▸ ПРЕДЛОЖЕННЫЙ ОТРЫВОК:
Как рано зависти привлек я взор кровавый
И злобной клеветы невидимый кинжал!
"Дельвигу"
Четвертого ноября 1836 года великосветский Петербург, "многоглавый убийца", нанес Пушкину давно задуманный и хорошо подготовленный удар. В этот день поэт получил по почте три экземпляра анонимного клеветнического пасквиля, оскорбительного для чести его самого и его жены.
Точно такие же пасквили получили в тот день, в двойных конвертах, для передачи Пушкину семь или восемь его друзей и знакомых. Подозревая недоброе, многие не передали поэту полученные ими письма.
По виду бумаги, по слогу письма, по манере изложения Пушкин сразу заподозрил в этом деле иностранца, человека высшего общества, дипломата.

▸ ЗАДАНИЕ: Сколько экземпляров анонимного пасквиля, согласно отрывку, Пушкин получил по почте четвертого ноября 1836 года?

Записи координатной разметки:
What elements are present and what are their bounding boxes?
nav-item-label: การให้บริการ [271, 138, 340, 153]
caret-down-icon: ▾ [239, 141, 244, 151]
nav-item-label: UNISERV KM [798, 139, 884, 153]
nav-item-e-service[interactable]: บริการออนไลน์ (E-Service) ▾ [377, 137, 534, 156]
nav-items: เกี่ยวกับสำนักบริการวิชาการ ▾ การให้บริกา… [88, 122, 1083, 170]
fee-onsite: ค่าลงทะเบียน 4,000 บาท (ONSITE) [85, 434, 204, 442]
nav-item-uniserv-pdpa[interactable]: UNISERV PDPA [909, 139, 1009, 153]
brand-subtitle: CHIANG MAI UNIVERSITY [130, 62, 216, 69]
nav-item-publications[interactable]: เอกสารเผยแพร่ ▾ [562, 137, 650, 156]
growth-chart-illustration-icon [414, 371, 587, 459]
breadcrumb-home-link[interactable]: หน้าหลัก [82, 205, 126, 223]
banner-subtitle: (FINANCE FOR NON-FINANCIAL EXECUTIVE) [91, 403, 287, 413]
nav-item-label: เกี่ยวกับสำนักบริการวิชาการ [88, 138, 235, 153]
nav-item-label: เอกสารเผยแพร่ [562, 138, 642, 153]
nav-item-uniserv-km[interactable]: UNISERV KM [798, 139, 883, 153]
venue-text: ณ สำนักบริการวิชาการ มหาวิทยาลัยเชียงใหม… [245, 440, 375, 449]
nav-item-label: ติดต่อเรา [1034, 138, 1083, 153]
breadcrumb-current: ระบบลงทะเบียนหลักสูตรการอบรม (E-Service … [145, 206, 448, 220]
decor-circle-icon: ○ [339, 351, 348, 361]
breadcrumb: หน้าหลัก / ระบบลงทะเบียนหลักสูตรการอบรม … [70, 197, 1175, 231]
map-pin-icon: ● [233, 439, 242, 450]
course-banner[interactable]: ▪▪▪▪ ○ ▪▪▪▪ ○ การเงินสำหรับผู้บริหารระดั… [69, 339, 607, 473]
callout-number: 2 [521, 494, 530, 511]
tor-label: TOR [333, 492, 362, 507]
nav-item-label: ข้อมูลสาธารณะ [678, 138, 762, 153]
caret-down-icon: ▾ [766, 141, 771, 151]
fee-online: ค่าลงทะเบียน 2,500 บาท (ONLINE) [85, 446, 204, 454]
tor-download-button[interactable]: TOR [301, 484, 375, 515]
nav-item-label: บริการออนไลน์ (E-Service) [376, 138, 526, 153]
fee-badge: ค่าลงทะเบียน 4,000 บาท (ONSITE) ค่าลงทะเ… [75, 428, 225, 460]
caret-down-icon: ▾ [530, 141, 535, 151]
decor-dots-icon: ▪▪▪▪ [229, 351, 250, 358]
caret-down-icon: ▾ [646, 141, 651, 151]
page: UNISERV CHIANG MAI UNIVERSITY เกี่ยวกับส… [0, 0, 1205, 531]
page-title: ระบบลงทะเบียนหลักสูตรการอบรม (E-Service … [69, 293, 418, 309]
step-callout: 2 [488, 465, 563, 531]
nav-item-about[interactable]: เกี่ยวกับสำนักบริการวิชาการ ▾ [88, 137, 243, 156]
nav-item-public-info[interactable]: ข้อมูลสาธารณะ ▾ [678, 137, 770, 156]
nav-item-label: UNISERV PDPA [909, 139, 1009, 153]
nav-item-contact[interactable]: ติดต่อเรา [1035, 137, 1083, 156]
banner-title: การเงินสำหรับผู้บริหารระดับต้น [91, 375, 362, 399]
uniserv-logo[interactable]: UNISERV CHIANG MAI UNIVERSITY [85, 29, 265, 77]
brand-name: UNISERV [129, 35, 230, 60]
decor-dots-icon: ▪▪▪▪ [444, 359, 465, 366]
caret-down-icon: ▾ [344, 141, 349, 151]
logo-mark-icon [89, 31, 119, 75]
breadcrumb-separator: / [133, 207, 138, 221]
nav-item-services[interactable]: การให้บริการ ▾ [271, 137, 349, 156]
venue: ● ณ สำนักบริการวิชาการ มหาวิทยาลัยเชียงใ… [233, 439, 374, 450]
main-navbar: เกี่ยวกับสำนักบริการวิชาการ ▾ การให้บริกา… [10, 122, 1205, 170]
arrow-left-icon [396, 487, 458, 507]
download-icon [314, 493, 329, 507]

▸ РЕШЕНИЕ: Три экземпляра.